══ Records provided
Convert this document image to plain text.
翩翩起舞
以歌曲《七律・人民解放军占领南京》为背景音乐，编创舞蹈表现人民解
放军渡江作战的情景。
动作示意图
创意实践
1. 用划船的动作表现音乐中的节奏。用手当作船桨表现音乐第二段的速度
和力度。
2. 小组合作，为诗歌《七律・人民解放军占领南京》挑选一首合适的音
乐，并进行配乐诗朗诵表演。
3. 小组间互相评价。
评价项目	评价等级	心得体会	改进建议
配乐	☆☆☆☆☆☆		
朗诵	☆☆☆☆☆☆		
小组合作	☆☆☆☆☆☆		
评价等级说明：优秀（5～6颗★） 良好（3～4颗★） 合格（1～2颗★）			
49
════
### Goal
Write out every record, exactly as written.

### Right answer
Convert this document image to plain text.
翩翩起舞
以歌曲《七律・人民解放军占领南京》为背景音乐，编创舞蹈表现人民解
放军渡江作战的情景。
动作示意图
创意实践
1. 用划船的动作表现音乐中的节奏。用手当作船桨表现音乐第二段的速度
和力度。
2. 小组合作，为诗歌《七律・人民解放军占领南京》挑选一首合适的音
乐，并进行配乐诗朗诵表演。
3. 小组间互相评价。
评价项目	评价等级	心得体会	改进建议
配乐	☆☆☆☆☆☆		
朗诵	☆☆☆☆☆☆		
小组合作	☆☆☆☆☆☆		
评价等级说明：优秀（5～6颗★） 良好（3～4颗★） 合格（1～2颗★）			
49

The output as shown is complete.